**Stated problem**
Give every line back verbatim, dropping all images.

**Data**
◆ ◆ ◆

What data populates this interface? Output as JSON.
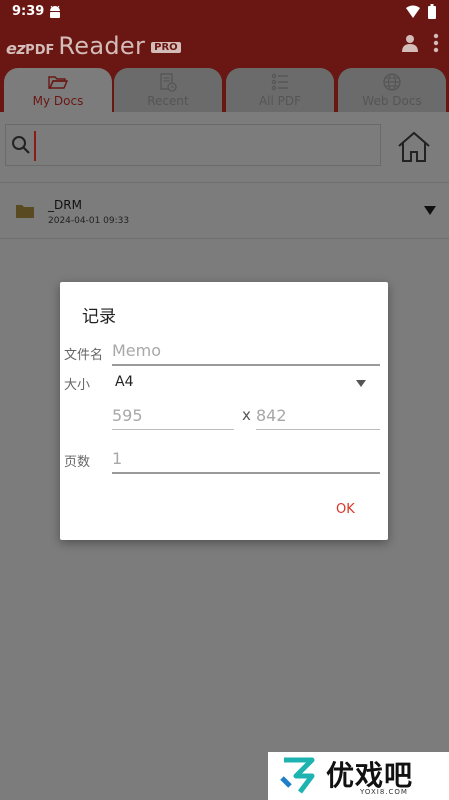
{
  "status_bar": {
    "time": "9:39"
  },
  "app_bar": {
    "logo_ez": "ez",
    "logo_pdf": "PDF",
    "logo_reader": "Reader",
    "logo_badge": "PRO"
  },
  "tabs": [
    {
      "label": "My Docs",
      "icon": "folder-open-icon",
      "active": true
    },
    {
      "label": "Recent",
      "icon": "recent-doc-icon",
      "active": false
    },
    {
      "label": "All PDF",
      "icon": "list-icon",
      "active": false
    },
    {
      "label": "Web Docs",
      "icon": "globe-icon",
      "active": false
    }
  ],
  "search": {
    "value": ""
  },
  "files": [
    {
      "name": "_DRM",
      "date": "2024-04-01 09:33"
    }
  ],
  "dialog": {
    "title": "记录",
    "filename_label": "文件名",
    "filename_placeholder": "Memo",
    "size_label": "大小",
    "size_value": "A4",
    "width_placeholder": "595",
    "times": "x",
    "height_placeholder": "842",
    "pages_label": "页数",
    "pages_placeholder": "1",
    "ok_label": "OK"
  },
  "watermark": {
    "text": "优戏吧",
    "url": "YOXI8.COM"
  },
  "colors": {
    "app_bar": "#6a1713",
    "scrim_background": "#7c7c7c",
    "ok_accent": "#d9352a"
  }
}
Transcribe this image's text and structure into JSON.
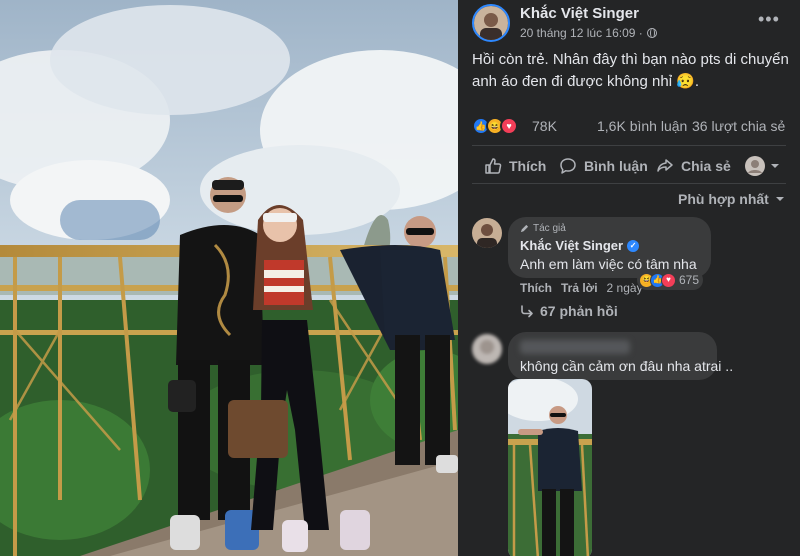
{
  "post": {
    "author": "Khắc Việt Singer",
    "timestamp": "20 tháng 12 lúc 16:09 ·",
    "more_icon": "more-icon",
    "text": "Hồi còn trẻ. Nhân đây thì bạn nào pts di chuyển anh áo đen đi được không nhỉ 😥."
  },
  "stats": {
    "reaction_count": "78K",
    "comments": "1,6K bình luận",
    "shares": "36 lượt chia sẻ"
  },
  "actions": {
    "like": "Thích",
    "comment": "Bình luận",
    "share": "Chia sẻ"
  },
  "sort": {
    "label": "Phù hợp nhất"
  },
  "comments": [
    {
      "author_tag": "Tác giả",
      "author": "Khắc Việt Singer",
      "text": "Anh em làm việc có tâm nha",
      "like_label": "Thích",
      "reply_label": "Trả lời",
      "time": "2 ngày",
      "reaction_count": "675",
      "replies_label": "67 phản hồi"
    },
    {
      "text": "không cần cảm ơn đâu nha atrai .."
    }
  ],
  "colors": {
    "panel_bg": "#242526",
    "bubble_bg": "#3a3b3c",
    "accent": "#2d88ff",
    "like_blue": "#2078f4",
    "love_red": "#f33e58",
    "haha_yellow": "#f7b125"
  }
}
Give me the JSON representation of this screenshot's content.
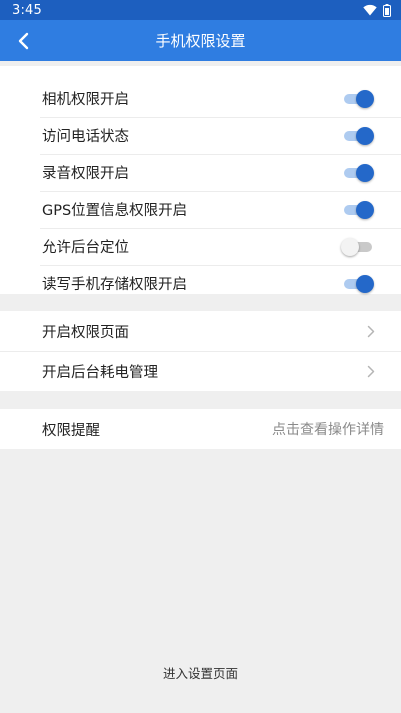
{
  "status_bar": {
    "time": "3:45",
    "icons": [
      "wifi-icon",
      "battery-icon"
    ]
  },
  "app_bar": {
    "title": "手机权限设置",
    "back_icon": "chevron-left-icon"
  },
  "permissions": [
    {
      "label": "相机权限开启",
      "enabled": true
    },
    {
      "label": "访问电话状态",
      "enabled": true
    },
    {
      "label": "录音权限开启",
      "enabled": true
    },
    {
      "label": "GPS位置信息权限开启",
      "enabled": true
    },
    {
      "label": "允许后台定位",
      "enabled": false
    },
    {
      "label": "读写手机存储权限开启",
      "enabled": true
    }
  ],
  "navigation": [
    {
      "label": "开启权限页面",
      "icon": "chevron-right-icon"
    },
    {
      "label": "开启后台耗电管理",
      "icon": "chevron-right-icon"
    }
  ],
  "reminder": {
    "label": "权限提醒",
    "hint": "点击查看操作详情"
  },
  "footer": {
    "link_label": "进入设置页面"
  },
  "colors": {
    "status_bar": "#1d5fbf",
    "app_bar": "#2f7de1",
    "switch_on_thumb": "#2468c9",
    "switch_on_track": "#aecbf0",
    "background": "#efefef"
  }
}
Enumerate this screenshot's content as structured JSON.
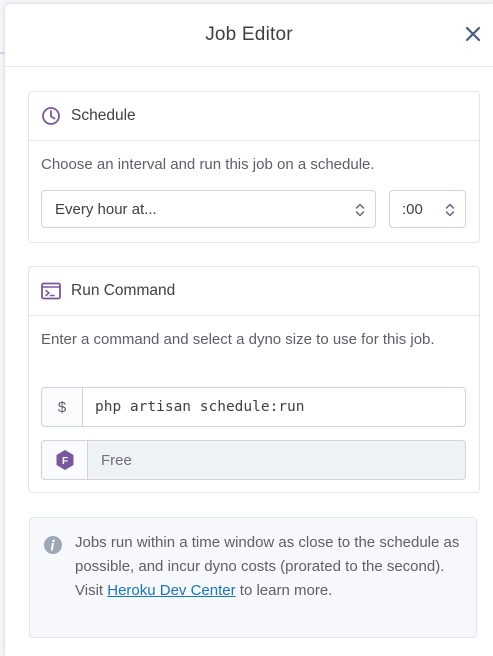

◆ ◆ ◆

**Written response**
What data populates this interface? Output as JSON.
{
  "status_bar": {
    "time": "9:39"
  },
  "app_bar": {
    "logo_ez": "ez",
    "logo_pdf": "PDF",
    "logo_reader": "Reader",
    "logo_badge": "PRO"
  },
  "tabs": [
    {
      "label": "My Docs",
      "icon": "folder-open-icon",
      "active": true
    },
    {
      "label": "Recent",
      "icon": "recent-doc-icon",
      "active": false
    },
    {
      "label": "All PDF",
      "icon": "list-icon",
      "active": false
    },
    {
      "label": "Web Docs",
      "icon": "globe-icon",
      "active": false
    }
  ],
  "search": {
    "value": ""
  },
  "files": [
    {
      "name": "_DRM",
      "date": "2024-04-01 09:33"
    }
  ],
  "dialog": {
    "title": "记录",
    "filename_label": "文件名",
    "filename_placeholder": "Memo",
    "size_label": "大小",
    "size_value": "A4",
    "width_placeholder": "595",
    "times": "x",
    "height_placeholder": "842",
    "pages_label": "页数",
    "pages_placeholder": "1",
    "ok_label": "OK"
  },
  "watermark": {
    "text": "优戏吧",
    "url": "YOXI8.COM"
  },
  "colors": {
    "app_bar": "#6a1713",
    "scrim_background": "#7c7c7c",
    "ok_accent": "#d9352a"
  }
}
Transcribe this image's text and structure into JSON.
{
  "post": {
    "author": "Khắc Việt Singer",
    "timestamp": "20 tháng 12 lúc 16:09 ·",
    "more_icon": "more-icon",
    "text": "Hồi còn trẻ. Nhân đây thì bạn nào pts di chuyển anh áo đen đi được không nhỉ 😥."
  },
  "stats": {
    "reaction_count": "78K",
    "comments": "1,6K bình luận",
    "shares": "36 lượt chia sẻ"
  },
  "actions": {
    "like": "Thích",
    "comment": "Bình luận",
    "share": "Chia sẻ"
  },
  "sort": {
    "label": "Phù hợp nhất"
  },
  "comments": [
    {
      "author_tag": "Tác giả",
      "author": "Khắc Việt Singer",
      "text": "Anh em làm việc có tâm nha",
      "like_label": "Thích",
      "reply_label": "Trả lời",
      "time": "2 ngày",
      "reaction_count": "675",
      "replies_label": "67 phản hồi"
    },
    {
      "text": "không cần cảm ơn đâu nha atrai .."
    }
  ],
  "colors": {
    "panel_bg": "#242526",
    "bubble_bg": "#3a3b3c",
    "accent": "#2d88ff",
    "like_blue": "#2078f4",
    "love_red": "#f33e58",
    "haha_yellow": "#f7b125"
  }
}
Give me the JSON representation of this screenshot's content.
{
  "status_bar": {
    "time": "3:45",
    "icons": [
      "wifi-icon",
      "battery-icon"
    ]
  },
  "app_bar": {
    "title": "手机权限设置",
    "back_icon": "chevron-left-icon"
  },
  "permissions": [
    {
      "label": "相机权限开启",
      "enabled": true
    },
    {
      "label": "访问电话状态",
      "enabled": true
    },
    {
      "label": "录音权限开启",
      "enabled": true
    },
    {
      "label": "GPS位置信息权限开启",
      "enabled": true
    },
    {
      "label": "允许后台定位",
      "enabled": false
    },
    {
      "label": "读写手机存储权限开启",
      "enabled": true
    }
  ],
  "navigation": [
    {
      "label": "开启权限页面",
      "icon": "chevron-right-icon"
    },
    {
      "label": "开启后台耗电管理",
      "icon": "chevron-right-icon"
    }
  ],
  "reminder": {
    "label": "权限提醒",
    "hint": "点击查看操作详情"
  },
  "footer": {
    "link_label": "进入设置页面"
  },
  "colors": {
    "status_bar": "#1d5fbf",
    "app_bar": "#2f7de1",
    "switch_on_thumb": "#2468c9",
    "switch_on_track": "#aecbf0",
    "background": "#efefef"
  }
}
Enumerate this screenshot's content as structured JSON.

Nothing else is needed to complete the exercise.